● **What to produce**
Reproduce all of the records exactly.
─── Source data
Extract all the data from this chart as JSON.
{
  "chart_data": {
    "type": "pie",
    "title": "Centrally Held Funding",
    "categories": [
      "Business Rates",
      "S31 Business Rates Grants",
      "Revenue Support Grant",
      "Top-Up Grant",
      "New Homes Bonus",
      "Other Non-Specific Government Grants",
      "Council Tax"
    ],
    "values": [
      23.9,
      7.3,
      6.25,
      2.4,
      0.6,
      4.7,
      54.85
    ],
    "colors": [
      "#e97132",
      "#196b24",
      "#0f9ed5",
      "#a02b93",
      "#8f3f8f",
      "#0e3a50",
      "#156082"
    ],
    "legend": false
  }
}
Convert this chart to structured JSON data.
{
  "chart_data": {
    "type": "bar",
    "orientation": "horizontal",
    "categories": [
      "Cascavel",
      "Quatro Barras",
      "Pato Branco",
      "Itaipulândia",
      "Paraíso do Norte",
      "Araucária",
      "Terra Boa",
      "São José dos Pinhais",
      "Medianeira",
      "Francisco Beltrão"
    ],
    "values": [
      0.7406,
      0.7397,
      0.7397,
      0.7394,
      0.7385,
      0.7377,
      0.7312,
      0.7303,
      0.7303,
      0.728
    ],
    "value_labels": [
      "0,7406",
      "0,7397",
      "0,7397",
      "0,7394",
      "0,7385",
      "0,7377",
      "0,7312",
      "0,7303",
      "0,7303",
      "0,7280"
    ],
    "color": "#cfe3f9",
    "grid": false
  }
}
──────
● **Problem solution**
Extract all the data from this chart as JSON.
{
  "chart_data": {
    "type": "pie",
    "title": "Centrally Held Funding",
    "categories": [
      "Business Rates",
      "S31 Business Rates Grants",
      "Revenue Support Grant",
      "Top-Up Grant",
      "New Homes Bonus",
      "Other Non-Specific Government Grants",
      "Council Tax"
    ],
    "values": [
      23.9,
      7.3,
      6.25,
      2.4,
      0.6,
      4.7,
      54.85
    ],
    "colors": [
      "#e97132",
      "#196b24",
      "#0f9ed5",
      "#a02b93",
      "#8f3f8f",
      "#0e3a50",
      "#156082"
    ],
    "legend": false
  }
}
Convert this chart to structured JSON data.
{
  "chart_data": {
    "type": "bar",
    "orientation": "horizontal",
    "categories": [
      "Cascavel",
      "Quatro Barras",
      "Pato Branco",
      "Itaipulândia",
      "Paraíso do Norte",
      "Araucária",
      "Terra Boa",
      "São José dos Pinhais",
      "Medianeira",
      "Francisco Beltrão"
    ],
    "values": [
      0.7406,
      0.7397,
      0.7397,
      0.7394,
      0.7385,
      0.7377,
      0.7312,
      0.7303,
      0.7303,
      0.728
    ],
    "value_labels": [
      "0,7406",
      "0,7397",
      "0,7397",
      "0,7394",
      "0,7385",
      "0,7377",
      "0,7312",
      "0,7303",
      "0,7303",
      "0,7280"
    ],
    "color": "#cfe3f9",
    "grid": false
  }
}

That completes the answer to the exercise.